• **STATED EXERCISE**: Among the records that follow, count the lines with the string "Index"; report only that count.

•••

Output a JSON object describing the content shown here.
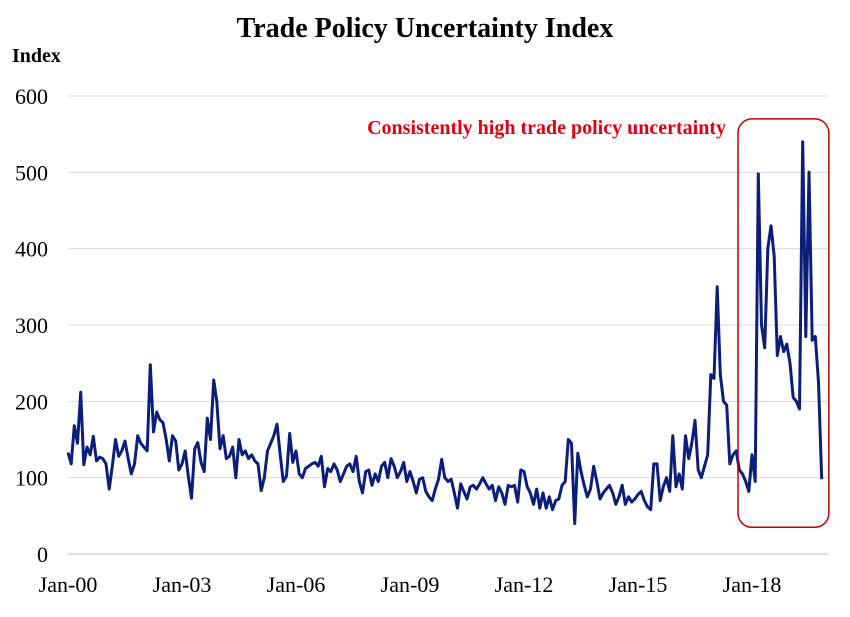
{
  "chart_data": {
    "type": "line",
    "title": "Trade Policy Uncertainty Index",
    "ylabel": "Index",
    "xlabel": "",
    "ylim": [
      0,
      600
    ],
    "yticks": [
      0,
      100,
      200,
      300,
      400,
      500,
      600
    ],
    "xtick_labels": [
      "Jan-00",
      "Jan-03",
      "Jan-06",
      "Jan-09",
      "Jan-12",
      "Jan-15",
      "Jan-18"
    ],
    "x_range": [
      "2000-01",
      "2019-12"
    ],
    "grid": true,
    "series": [
      {
        "name": "",
        "color": "#0b1f7a",
        "points": [
          [
            "2000-01",
            133
          ],
          [
            "2000-02",
            118
          ],
          [
            "2000-03",
            168
          ],
          [
            "2000-04",
            145
          ],
          [
            "2000-05",
            212
          ],
          [
            "2000-06",
            117
          ],
          [
            "2000-07",
            140
          ],
          [
            "2000-08",
            130
          ],
          [
            "2000-09",
            154
          ],
          [
            "2000-10",
            122
          ],
          [
            "2000-11",
            127
          ],
          [
            "2000-12",
            125
          ],
          [
            "2001-01",
            118
          ],
          [
            "2001-02",
            85
          ],
          [
            "2001-03",
            115
          ],
          [
            "2001-04",
            150
          ],
          [
            "2001-05",
            128
          ],
          [
            "2001-06",
            135
          ],
          [
            "2001-07",
            148
          ],
          [
            "2001-08",
            125
          ],
          [
            "2001-09",
            105
          ],
          [
            "2001-10",
            118
          ],
          [
            "2001-11",
            155
          ],
          [
            "2001-12",
            145
          ],
          [
            "2002-01",
            140
          ],
          [
            "2002-02",
            135
          ],
          [
            "2002-03",
            248
          ],
          [
            "2002-04",
            160
          ],
          [
            "2002-05",
            186
          ],
          [
            "2002-06",
            176
          ],
          [
            "2002-07",
            172
          ],
          [
            "2002-08",
            150
          ],
          [
            "2002-09",
            122
          ],
          [
            "2002-10",
            155
          ],
          [
            "2002-11",
            148
          ],
          [
            "2002-12",
            110
          ],
          [
            "2003-01",
            118
          ],
          [
            "2003-02",
            135
          ],
          [
            "2003-03",
            102
          ],
          [
            "2003-04",
            73
          ],
          [
            "2003-05",
            138
          ],
          [
            "2003-06",
            146
          ],
          [
            "2003-07",
            120
          ],
          [
            "2003-08",
            108
          ],
          [
            "2003-09",
            178
          ],
          [
            "2003-10",
            150
          ],
          [
            "2003-11",
            228
          ],
          [
            "2003-12",
            200
          ],
          [
            "2004-01",
            138
          ],
          [
            "2004-02",
            155
          ],
          [
            "2004-03",
            125
          ],
          [
            "2004-04",
            128
          ],
          [
            "2004-05",
            140
          ],
          [
            "2004-06",
            100
          ],
          [
            "2004-07",
            150
          ],
          [
            "2004-08",
            130
          ],
          [
            "2004-09",
            135
          ],
          [
            "2004-10",
            125
          ],
          [
            "2004-11",
            130
          ],
          [
            "2004-12",
            122
          ],
          [
            "2005-01",
            118
          ],
          [
            "2005-02",
            83
          ],
          [
            "2005-03",
            100
          ],
          [
            "2005-04",
            135
          ],
          [
            "2005-05",
            145
          ],
          [
            "2005-06",
            155
          ],
          [
            "2005-07",
            170
          ],
          [
            "2005-08",
            130
          ],
          [
            "2005-09",
            95
          ],
          [
            "2005-10",
            102
          ],
          [
            "2005-11",
            158
          ],
          [
            "2005-12",
            120
          ],
          [
            "2006-01",
            135
          ],
          [
            "2006-02",
            105
          ],
          [
            "2006-03",
            100
          ],
          [
            "2006-04",
            112
          ],
          [
            "2006-05",
            115
          ],
          [
            "2006-06",
            118
          ],
          [
            "2006-07",
            120
          ],
          [
            "2006-08",
            115
          ],
          [
            "2006-09",
            128
          ],
          [
            "2006-10",
            88
          ],
          [
            "2006-11",
            112
          ],
          [
            "2006-12",
            108
          ],
          [
            "2007-01",
            118
          ],
          [
            "2007-02",
            110
          ],
          [
            "2007-03",
            95
          ],
          [
            "2007-04",
            105
          ],
          [
            "2007-05",
            115
          ],
          [
            "2007-06",
            118
          ],
          [
            "2007-07",
            108
          ],
          [
            "2007-08",
            128
          ],
          [
            "2007-09",
            95
          ],
          [
            "2007-10",
            80
          ],
          [
            "2007-11",
            108
          ],
          [
            "2007-12",
            110
          ],
          [
            "2008-01",
            90
          ],
          [
            "2008-02",
            105
          ],
          [
            "2008-03",
            95
          ],
          [
            "2008-04",
            115
          ],
          [
            "2008-05",
            120
          ],
          [
            "2008-06",
            100
          ],
          [
            "2008-07",
            125
          ],
          [
            "2008-08",
            115
          ],
          [
            "2008-09",
            100
          ],
          [
            "2008-10",
            108
          ],
          [
            "2008-11",
            120
          ],
          [
            "2008-12",
            95
          ],
          [
            "2009-01",
            108
          ],
          [
            "2009-02",
            95
          ],
          [
            "2009-03",
            80
          ],
          [
            "2009-04",
            98
          ],
          [
            "2009-05",
            100
          ],
          [
            "2009-06",
            82
          ],
          [
            "2009-07",
            75
          ],
          [
            "2009-08",
            70
          ],
          [
            "2009-09",
            85
          ],
          [
            "2009-10",
            98
          ],
          [
            "2009-11",
            124
          ],
          [
            "2009-12",
            100
          ],
          [
            "2010-01",
            95
          ],
          [
            "2010-02",
            98
          ],
          [
            "2010-03",
            80
          ],
          [
            "2010-04",
            60
          ],
          [
            "2010-05",
            92
          ],
          [
            "2010-06",
            82
          ],
          [
            "2010-07",
            72
          ],
          [
            "2010-08",
            88
          ],
          [
            "2010-09",
            90
          ],
          [
            "2010-10",
            85
          ],
          [
            "2010-11",
            92
          ],
          [
            "2010-12",
            100
          ],
          [
            "2011-01",
            92
          ],
          [
            "2011-02",
            85
          ],
          [
            "2011-03",
            90
          ],
          [
            "2011-04",
            70
          ],
          [
            "2011-05",
            88
          ],
          [
            "2011-06",
            80
          ],
          [
            "2011-07",
            65
          ],
          [
            "2011-08",
            90
          ],
          [
            "2011-09",
            88
          ],
          [
            "2011-10",
            90
          ],
          [
            "2011-11",
            68
          ],
          [
            "2011-12",
            110
          ],
          [
            "2012-01",
            108
          ],
          [
            "2012-02",
            88
          ],
          [
            "2012-03",
            80
          ],
          [
            "2012-04",
            65
          ],
          [
            "2012-05",
            85
          ],
          [
            "2012-06",
            60
          ],
          [
            "2012-07",
            80
          ],
          [
            "2012-08",
            60
          ],
          [
            "2012-09",
            75
          ],
          [
            "2012-10",
            58
          ],
          [
            "2012-11",
            70
          ],
          [
            "2012-12",
            72
          ],
          [
            "2013-01",
            90
          ],
          [
            "2013-02",
            95
          ],
          [
            "2013-03",
            150
          ],
          [
            "2013-04",
            145
          ],
          [
            "2013-05",
            40
          ],
          [
            "2013-06",
            132
          ],
          [
            "2013-07",
            108
          ],
          [
            "2013-08",
            90
          ],
          [
            "2013-09",
            75
          ],
          [
            "2013-10",
            85
          ],
          [
            "2013-11",
            115
          ],
          [
            "2013-12",
            95
          ],
          [
            "2014-01",
            72
          ],
          [
            "2014-02",
            80
          ],
          [
            "2014-03",
            85
          ],
          [
            "2014-04",
            90
          ],
          [
            "2014-05",
            80
          ],
          [
            "2014-06",
            65
          ],
          [
            "2014-07",
            75
          ],
          [
            "2014-08",
            90
          ],
          [
            "2014-09",
            65
          ],
          [
            "2014-10",
            75
          ],
          [
            "2014-11",
            68
          ],
          [
            "2014-12",
            72
          ],
          [
            "2015-01",
            78
          ],
          [
            "2015-02",
            82
          ],
          [
            "2015-03",
            70
          ],
          [
            "2015-04",
            62
          ],
          [
            "2015-05",
            58
          ],
          [
            "2015-06",
            118
          ],
          [
            "2015-07",
            118
          ],
          [
            "2015-08",
            70
          ],
          [
            "2015-09",
            88
          ],
          [
            "2015-10",
            100
          ],
          [
            "2015-11",
            82
          ],
          [
            "2015-12",
            155
          ],
          [
            "2016-01",
            88
          ],
          [
            "2016-02",
            105
          ],
          [
            "2016-03",
            85
          ],
          [
            "2016-04",
            155
          ],
          [
            "2016-05",
            125
          ],
          [
            "2016-06",
            145
          ],
          [
            "2016-07",
            175
          ],
          [
            "2016-08",
            110
          ],
          [
            "2016-09",
            100
          ],
          [
            "2016-10",
            115
          ],
          [
            "2016-11",
            130
          ],
          [
            "2016-12",
            235
          ],
          [
            "2017-01",
            230
          ],
          [
            "2017-02",
            350
          ],
          [
            "2017-03",
            235
          ],
          [
            "2017-04",
            200
          ],
          [
            "2017-05",
            195
          ],
          [
            "2017-06",
            118
          ],
          [
            "2017-07",
            130
          ],
          [
            "2017-08",
            135
          ],
          [
            "2017-09",
            110
          ],
          [
            "2017-10",
            105
          ],
          [
            "2017-11",
            95
          ],
          [
            "2017-12",
            82
          ],
          [
            "2018-01",
            130
          ],
          [
            "2018-02",
            95
          ],
          [
            "2018-03",
            498
          ],
          [
            "2018-04",
            300
          ],
          [
            "2018-05",
            270
          ],
          [
            "2018-06",
            400
          ],
          [
            "2018-07",
            430
          ],
          [
            "2018-08",
            390
          ],
          [
            "2018-09",
            260
          ],
          [
            "2018-10",
            285
          ],
          [
            "2018-11",
            265
          ],
          [
            "2018-12",
            275
          ],
          [
            "2019-01",
            250
          ],
          [
            "2019-02",
            205
          ],
          [
            "2019-03",
            200
          ],
          [
            "2019-04",
            190
          ],
          [
            "2019-05",
            540
          ],
          [
            "2019-06",
            285
          ],
          [
            "2019-07",
            500
          ],
          [
            "2019-08",
            280
          ],
          [
            "2019-09",
            285
          ],
          [
            "2019-10",
            225
          ],
          [
            "2019-11",
            98
          ]
        ]
      }
    ],
    "annotations": [
      {
        "text": "Consistently high trade policy uncertainty",
        "color": "#e0000f",
        "box_color": "#c00000",
        "box_x_range": [
          "2018-01",
          "2019-12"
        ],
        "box_y_range": [
          35,
          570
        ]
      }
    ]
  }
}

•••

• **OUTPUT FOR THIS EXERCISE**: 2